● PROVIDED RECORDS
◇ ◇ ◇ ◇ ◇ ◇ ◇

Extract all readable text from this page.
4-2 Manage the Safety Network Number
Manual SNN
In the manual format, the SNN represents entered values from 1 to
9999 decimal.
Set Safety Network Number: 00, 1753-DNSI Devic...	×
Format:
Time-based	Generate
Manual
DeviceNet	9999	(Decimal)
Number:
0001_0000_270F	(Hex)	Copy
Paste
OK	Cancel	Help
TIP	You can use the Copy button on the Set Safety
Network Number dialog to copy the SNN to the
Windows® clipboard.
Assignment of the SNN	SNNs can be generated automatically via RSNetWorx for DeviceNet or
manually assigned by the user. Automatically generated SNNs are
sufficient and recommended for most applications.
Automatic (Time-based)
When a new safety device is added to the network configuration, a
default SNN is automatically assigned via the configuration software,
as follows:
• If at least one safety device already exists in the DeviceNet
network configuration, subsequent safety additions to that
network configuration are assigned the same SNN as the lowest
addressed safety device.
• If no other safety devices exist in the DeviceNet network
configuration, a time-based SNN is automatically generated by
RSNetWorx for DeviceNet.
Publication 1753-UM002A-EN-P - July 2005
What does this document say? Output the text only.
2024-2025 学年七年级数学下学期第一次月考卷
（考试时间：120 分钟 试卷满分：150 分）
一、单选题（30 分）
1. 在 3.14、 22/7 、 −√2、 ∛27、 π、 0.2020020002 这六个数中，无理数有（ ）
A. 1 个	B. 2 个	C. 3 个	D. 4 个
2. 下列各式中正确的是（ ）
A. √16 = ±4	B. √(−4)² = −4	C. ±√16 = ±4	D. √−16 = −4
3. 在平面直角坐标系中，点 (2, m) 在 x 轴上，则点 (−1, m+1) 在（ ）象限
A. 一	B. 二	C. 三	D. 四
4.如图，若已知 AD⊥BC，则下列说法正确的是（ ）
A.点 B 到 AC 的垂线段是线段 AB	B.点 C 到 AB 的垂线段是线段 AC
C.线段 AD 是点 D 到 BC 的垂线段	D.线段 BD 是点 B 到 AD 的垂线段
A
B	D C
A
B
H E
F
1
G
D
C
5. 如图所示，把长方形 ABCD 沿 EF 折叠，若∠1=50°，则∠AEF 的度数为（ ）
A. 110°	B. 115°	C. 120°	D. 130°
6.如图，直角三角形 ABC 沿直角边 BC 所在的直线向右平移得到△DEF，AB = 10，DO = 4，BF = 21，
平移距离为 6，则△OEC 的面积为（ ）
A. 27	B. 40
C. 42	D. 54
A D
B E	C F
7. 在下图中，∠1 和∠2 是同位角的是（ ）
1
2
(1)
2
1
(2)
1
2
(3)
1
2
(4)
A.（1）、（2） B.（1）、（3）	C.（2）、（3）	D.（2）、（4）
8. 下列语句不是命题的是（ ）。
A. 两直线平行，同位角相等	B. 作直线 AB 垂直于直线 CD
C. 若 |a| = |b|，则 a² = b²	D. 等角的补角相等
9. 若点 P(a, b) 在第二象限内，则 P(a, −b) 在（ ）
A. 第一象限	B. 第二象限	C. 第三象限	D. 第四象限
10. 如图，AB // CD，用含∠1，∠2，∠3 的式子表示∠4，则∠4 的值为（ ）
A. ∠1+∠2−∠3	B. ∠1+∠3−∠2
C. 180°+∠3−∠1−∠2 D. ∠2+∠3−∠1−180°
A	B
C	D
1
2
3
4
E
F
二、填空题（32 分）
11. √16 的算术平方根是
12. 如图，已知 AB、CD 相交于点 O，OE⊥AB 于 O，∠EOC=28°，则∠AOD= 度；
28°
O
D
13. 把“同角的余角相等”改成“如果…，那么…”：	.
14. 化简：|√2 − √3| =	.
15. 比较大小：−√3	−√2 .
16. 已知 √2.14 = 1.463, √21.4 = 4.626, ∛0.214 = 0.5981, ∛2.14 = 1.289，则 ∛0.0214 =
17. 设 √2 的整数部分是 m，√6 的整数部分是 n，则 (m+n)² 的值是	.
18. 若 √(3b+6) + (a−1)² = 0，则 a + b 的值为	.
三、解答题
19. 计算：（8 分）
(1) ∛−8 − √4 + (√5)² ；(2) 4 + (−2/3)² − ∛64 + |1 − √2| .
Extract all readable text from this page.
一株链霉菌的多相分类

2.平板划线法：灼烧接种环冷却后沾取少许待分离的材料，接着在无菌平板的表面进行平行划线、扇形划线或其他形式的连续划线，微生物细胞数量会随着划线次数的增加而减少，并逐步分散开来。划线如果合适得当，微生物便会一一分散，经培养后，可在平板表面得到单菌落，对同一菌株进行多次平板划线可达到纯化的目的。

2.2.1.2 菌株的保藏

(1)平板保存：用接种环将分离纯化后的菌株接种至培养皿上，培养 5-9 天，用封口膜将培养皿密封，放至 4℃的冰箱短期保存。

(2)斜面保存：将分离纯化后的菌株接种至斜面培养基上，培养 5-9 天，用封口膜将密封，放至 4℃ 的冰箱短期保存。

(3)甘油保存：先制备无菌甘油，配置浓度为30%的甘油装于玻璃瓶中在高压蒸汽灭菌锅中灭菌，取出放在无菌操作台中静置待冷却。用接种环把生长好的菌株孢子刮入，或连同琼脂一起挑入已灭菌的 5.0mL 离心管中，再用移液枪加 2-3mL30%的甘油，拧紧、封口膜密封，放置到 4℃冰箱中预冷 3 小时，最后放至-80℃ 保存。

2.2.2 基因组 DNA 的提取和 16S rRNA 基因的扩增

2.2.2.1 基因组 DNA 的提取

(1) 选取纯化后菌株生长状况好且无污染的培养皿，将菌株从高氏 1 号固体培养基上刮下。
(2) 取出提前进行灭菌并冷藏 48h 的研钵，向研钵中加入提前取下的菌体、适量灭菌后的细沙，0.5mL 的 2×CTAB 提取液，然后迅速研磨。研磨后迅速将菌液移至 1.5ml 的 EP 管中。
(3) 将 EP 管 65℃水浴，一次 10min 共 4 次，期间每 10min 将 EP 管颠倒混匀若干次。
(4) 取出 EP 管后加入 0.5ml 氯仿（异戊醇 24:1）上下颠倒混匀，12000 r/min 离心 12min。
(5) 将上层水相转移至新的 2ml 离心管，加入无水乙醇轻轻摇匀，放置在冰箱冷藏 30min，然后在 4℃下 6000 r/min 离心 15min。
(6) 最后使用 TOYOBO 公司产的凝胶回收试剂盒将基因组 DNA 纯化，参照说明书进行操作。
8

◇ ◇ ◇ ◇ ◇ ◇ ◇

● WHAT IS BEING ASKED
Go through the listing and print each line exactly as it appears.

● ANSWER
Extract all readable text from this page.
4-2 Manage the Safety Network Number
Manual SNN
In the manual format, the SNN represents entered values from 1 to
9999 decimal.
Set Safety Network Number: 00, 1753-DNSI Devic...	×
Format:
Time-based	Generate
Manual
DeviceNet	9999	(Decimal)
Number:
0001_0000_270F	(Hex)	Copy
Paste
OK	Cancel	Help
TIP	You can use the Copy button on the Set Safety
Network Number dialog to copy the SNN to the
Windows® clipboard.
Assignment of the SNN	SNNs can be generated automatically via RSNetWorx for DeviceNet or
manually assigned by the user. Automatically generated SNNs are
sufficient and recommended for most applications.
Automatic (Time-based)
When a new safety device is added to the network configuration, a
default SNN is automatically assigned via the configuration software,
as follows:
• If at least one safety device already exists in the DeviceNet
network configuration, subsequent safety additions to that
network configuration are assigned the same SNN as the lowest
addressed safety device.
• If no other safety devices exist in the DeviceNet network
configuration, a time-based SNN is automatically generated by
RSNetWorx for DeviceNet.
Publication 1753-UM002A-EN-P - July 2005
What does this document say? Output the text only.
2024-2025 学年七年级数学下学期第一次月考卷
（考试时间：120 分钟 试卷满分：150 分）
一、单选题（30 分）
1. 在 3.14、 22/7 、 −√2、 ∛27、 π、 0.2020020002 这六个数中，无理数有（ ）
A. 1 个	B. 2 个	C. 3 个	D. 4 个
2. 下列各式中正确的是（ ）
A. √16 = ±4	B. √(−4)² = −4	C. ±√16 = ±4	D. √−16 = −4
3. 在平面直角坐标系中，点 (2, m) 在 x 轴上，则点 (−1, m+1) 在（ ）象限
A. 一	B. 二	C. 三	D. 四
4.如图，若已知 AD⊥BC，则下列说法正确的是（ ）
A.点 B 到 AC 的垂线段是线段 AB	B.点 C 到 AB 的垂线段是线段 AC
C.线段 AD 是点 D 到 BC 的垂线段	D.线段 BD 是点 B 到 AD 的垂线段
A
B	D C
A
B
H E
F
1
G
D
C
5. 如图所示，把长方形 ABCD 沿 EF 折叠，若∠1=50°，则∠AEF 的度数为（ ）
A. 110°	B. 115°	C. 120°	D. 130°
6.如图，直角三角形 ABC 沿直角边 BC 所在的直线向右平移得到△DEF，AB = 10，DO = 4，BF = 21，
平移距离为 6，则△OEC 的面积为（ ）
A. 27	B. 40
C. 42	D. 54
A D
B E	C F
7. 在下图中，∠1 和∠2 是同位角的是（ ）
1
2
(1)
2
1
(2)
1
2
(3)
1
2
(4)
A.（1）、（2） B.（1）、（3）	C.（2）、（3）	D.（2）、（4）
8. 下列语句不是命题的是（ ）。
A. 两直线平行，同位角相等	B. 作直线 AB 垂直于直线 CD
C. 若 |a| = |b|，则 a² = b²	D. 等角的补角相等
9. 若点 P(a, b) 在第二象限内，则 P(a, −b) 在（ ）
A. 第一象限	B. 第二象限	C. 第三象限	D. 第四象限
10. 如图，AB // CD，用含∠1，∠2，∠3 的式子表示∠4，则∠4 的值为（ ）
A. ∠1+∠2−∠3	B. ∠1+∠3−∠2
C. 180°+∠3−∠1−∠2 D. ∠2+∠3−∠1−180°
A	B
C	D
1
2
3
4
E
F
二、填空题（32 分）
11. √16 的算术平方根是
12. 如图，已知 AB、CD 相交于点 O，OE⊥AB 于 O，∠EOC=28°，则∠AOD= 度；
28°
O
D
13. 把“同角的余角相等”改成“如果…，那么…”：	.
14. 化简：|√2 − √3| =	.
15. 比较大小：−√3	−√2 .
16. 已知 √2.14 = 1.463, √21.4 = 4.626, ∛0.214 = 0.5981, ∛2.14 = 1.289，则 ∛0.0214 =
17. 设 √2 的整数部分是 m，√6 的整数部分是 n，则 (m+n)² 的值是	.
18. 若 √(3b+6) + (a−1)² = 0，则 a + b 的值为	.
三、解答题
19. 计算：（8 分）
(1) ∛−8 − √4 + (√5)² ；(2) 4 + (−2/3)² − ∛64 + |1 − √2| .
Extract all readable text from this page.
一株链霉菌的多相分类

2.平板划线法：灼烧接种环冷却后沾取少许待分离的材料，接着在无菌平板的表面进行平行划线、扇形划线或其他形式的连续划线，微生物细胞数量会随着划线次数的增加而减少，并逐步分散开来。划线如果合适得当，微生物便会一一分散，经培养后，可在平板表面得到单菌落，对同一菌株进行多次平板划线可达到纯化的目的。

2.2.1.2 菌株的保藏

(1)平板保存：用接种环将分离纯化后的菌株接种至培养皿上，培养 5-9 天，用封口膜将培养皿密封，放至 4℃的冰箱短期保存。

(2)斜面保存：将分离纯化后的菌株接种至斜面培养基上，培养 5-9 天，用封口膜将密封，放至 4℃ 的冰箱短期保存。

(3)甘油保存：先制备无菌甘油，配置浓度为30%的甘油装于玻璃瓶中在高压蒸汽灭菌锅中灭菌，取出放在无菌操作台中静置待冷却。用接种环把生长好的菌株孢子刮入，或连同琼脂一起挑入已灭菌的 5.0mL 离心管中，再用移液枪加 2-3mL30%的甘油，拧紧、封口膜密封，放置到 4℃冰箱中预冷 3 小时，最后放至-80℃ 保存。

2.2.2 基因组 DNA 的提取和 16S rRNA 基因的扩增

2.2.2.1 基因组 DNA 的提取

(1) 选取纯化后菌株生长状况好且无污染的培养皿，将菌株从高氏 1 号固体培养基上刮下。
(2) 取出提前进行灭菌并冷藏 48h 的研钵，向研钵中加入提前取下的菌体、适量灭菌后的细沙，0.5mL 的 2×CTAB 提取液，然后迅速研磨。研磨后迅速将菌液移至 1.5ml 的 EP 管中。
(3) 将 EP 管 65℃水浴，一次 10min 共 4 次，期间每 10min 将 EP 管颠倒混匀若干次。
(4) 取出 EP 管后加入 0.5ml 氯仿（异戊醇 24:1）上下颠倒混匀，12000 r/min 离心 12min。
(5) 将上层水相转移至新的 2ml 离心管，加入无水乙醇轻轻摇匀，放置在冰箱冷藏 30min，然后在 4℃下 6000 r/min 离心 15min。
(6) 最后使用 TOYOBO 公司产的凝胶回收试剂盒将基因组 DNA 纯化，参照说明书进行操作。
8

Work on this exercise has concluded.